Your objective
Copy each line from the entries that the word "amount" appears in.

The input
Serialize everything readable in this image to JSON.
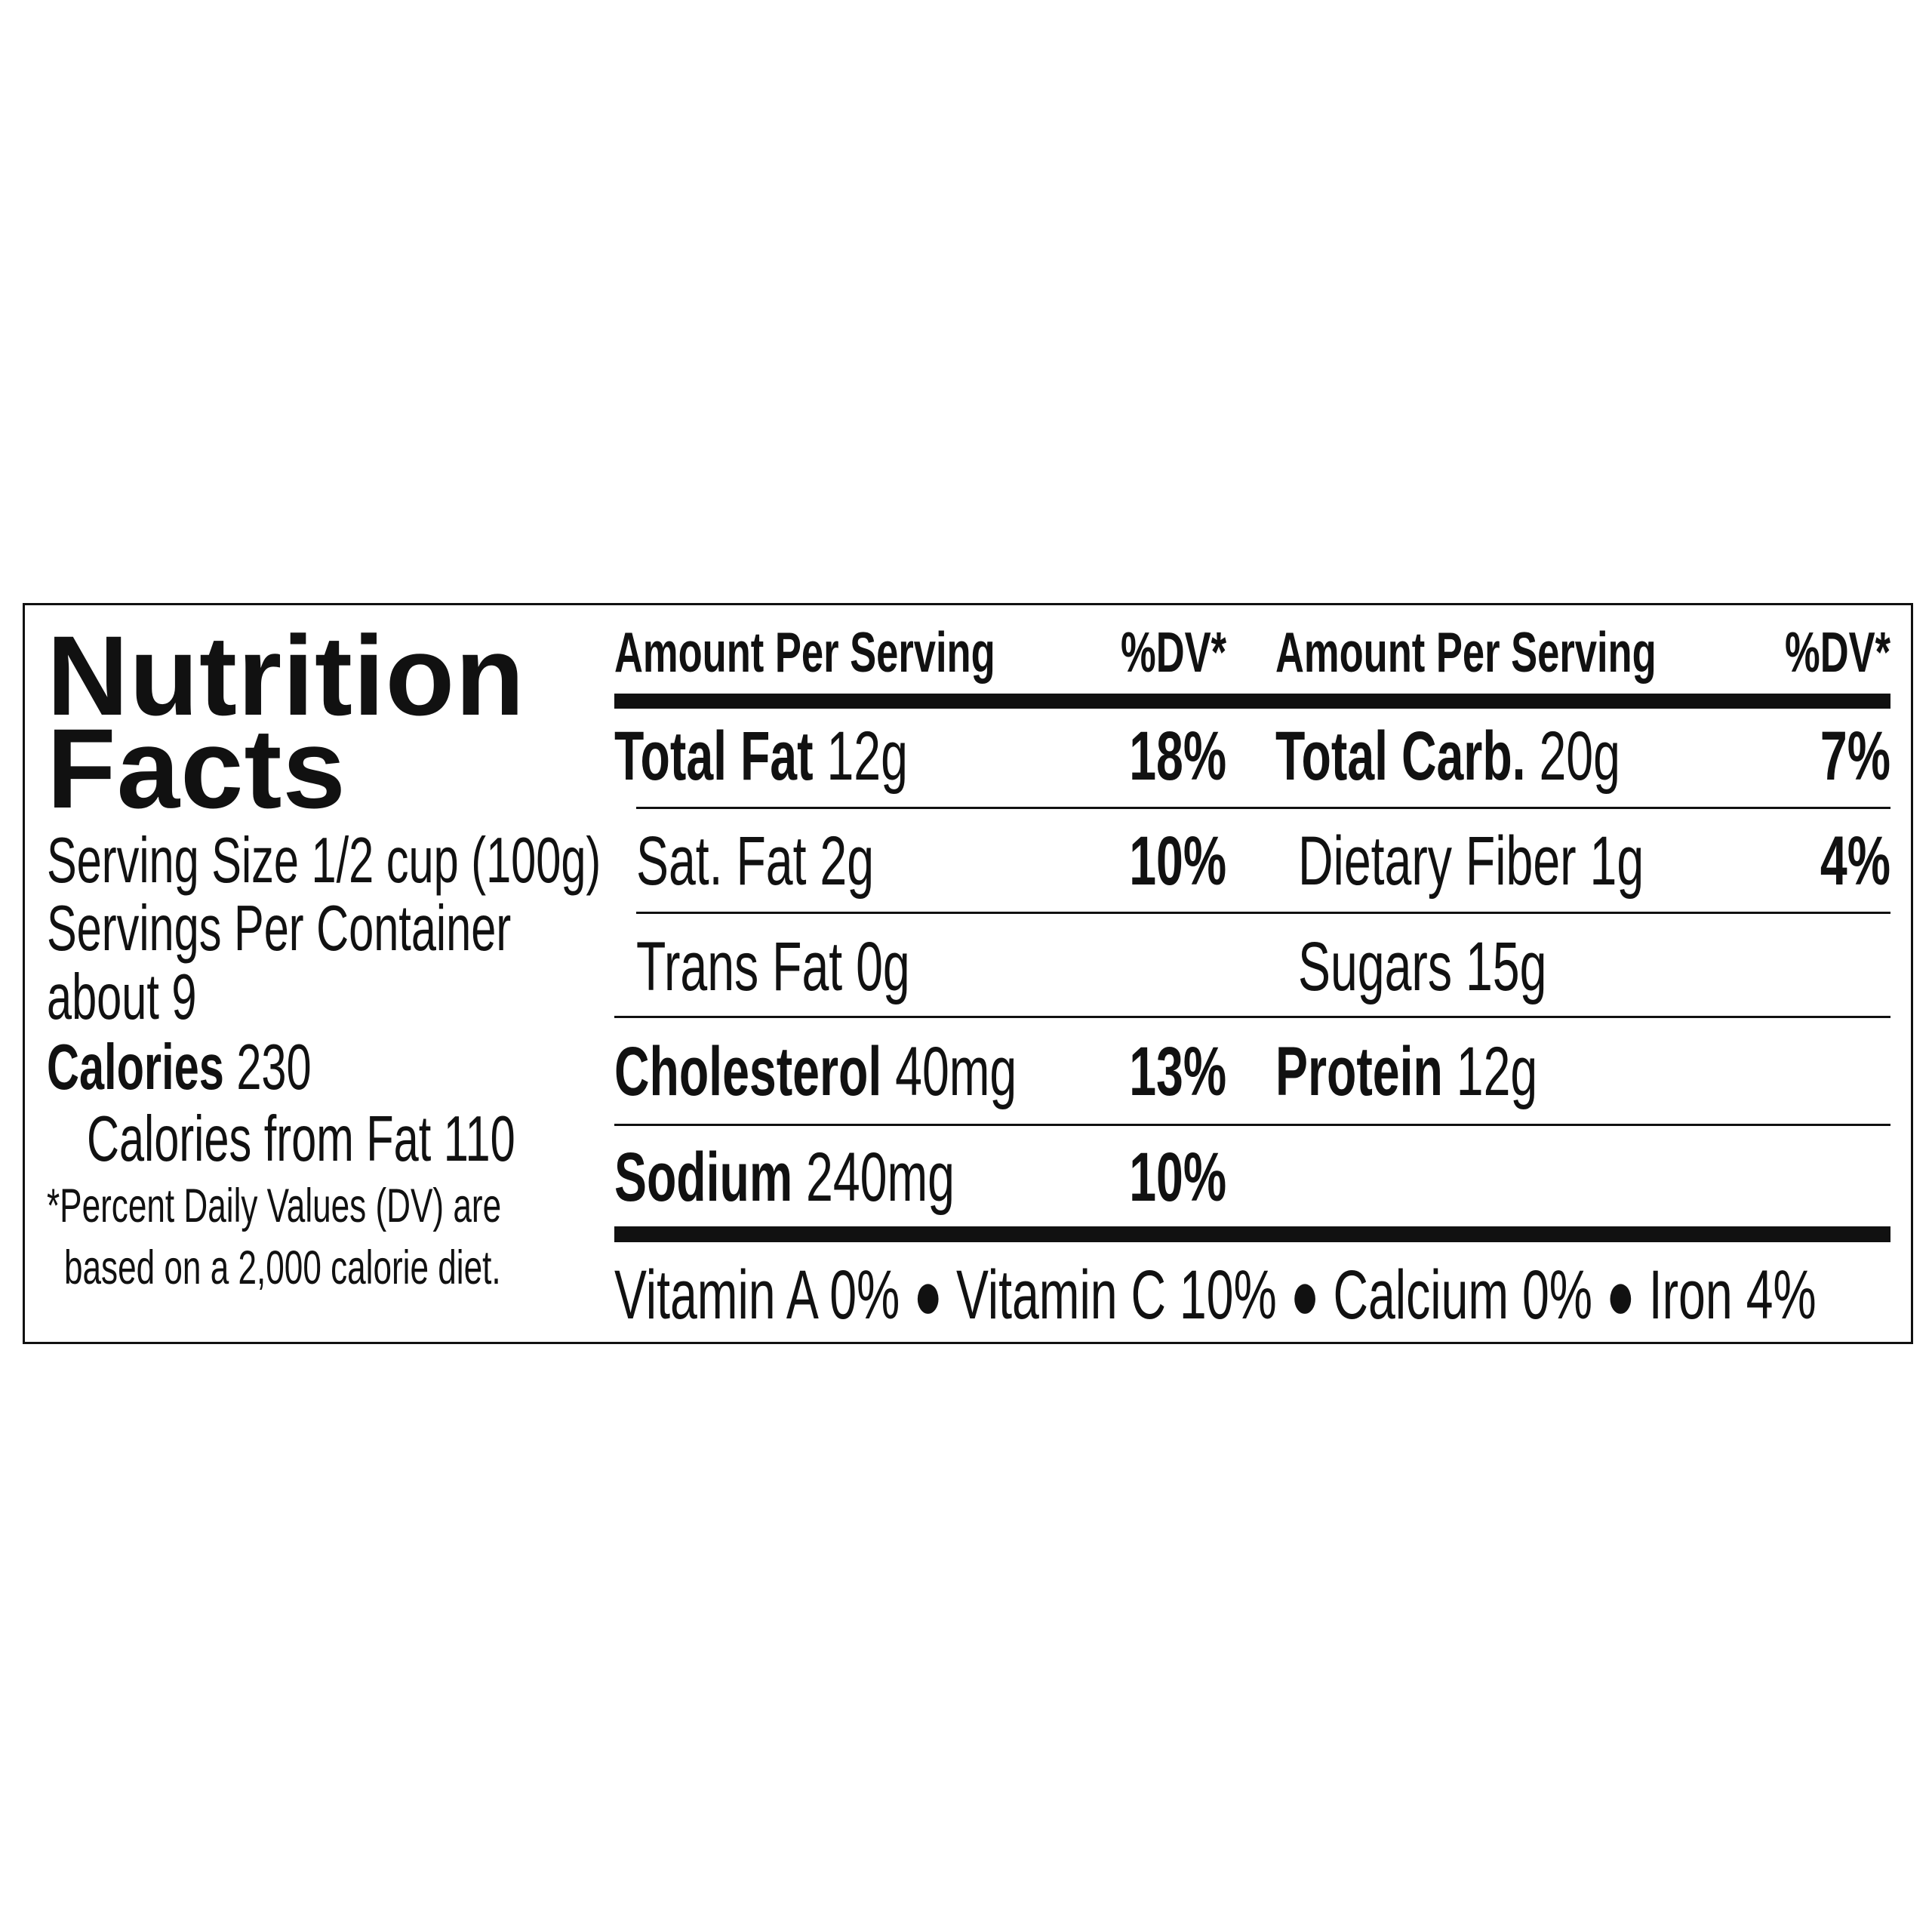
{
  "title": {
    "line1": "Nutrition",
    "line2": "Facts"
  },
  "serving": {
    "serving_size": "Serving Size 1/2 cup (100g)",
    "servings_per_container": "Servings Per Container",
    "servings_value": "about 9",
    "calories_label": "Calories",
    "calories_value": "230",
    "calories_from_fat": "Calories from Fat 110",
    "footnote_1": "*Percent Daily Values (DV) are",
    "footnote_2": "based on a 2,000 calorie diet."
  },
  "headers": {
    "amount": "Amount Per Serving",
    "dv": "%DV*"
  },
  "left_rows": [
    {
      "label": "Total Fat",
      "amount": "12g",
      "dv": "18%"
    },
    {
      "label": "Sat. Fat",
      "amount": "2g",
      "dv": "10%"
    },
    {
      "label": "Trans Fat",
      "amount": "0g",
      "dv": ""
    },
    {
      "label": "Cholesterol",
      "amount": "40mg",
      "dv": "13%"
    },
    {
      "label": "Sodium",
      "amount": "240mg",
      "dv": "10%"
    }
  ],
  "right_rows": [
    {
      "label": "Total Carb.",
      "amount": "20g",
      "dv": "7%"
    },
    {
      "label": "Dietary Fiber",
      "amount": "1g",
      "dv": "4%"
    },
    {
      "label": "Sugars",
      "amount": "15g",
      "dv": ""
    },
    {
      "label": "Protein",
      "amount": "12g",
      "dv": ""
    }
  ],
  "vitamins": [
    "Vitamin A 0%",
    "Vitamin C 10%",
    "Calcium 0%",
    "Iron 4%"
  ],
  "separator": "●"
}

Result for this exercise
    "amount": "Amount Per Serving",
      "amount": "12g",
      "amount": "2g",
      "amount": "0g",
      "amount": "40mg",
      "amount": "240mg",
      "amount": "20g",
      "amount": "1g",
      "amount": "15g",
      "amount": "12g",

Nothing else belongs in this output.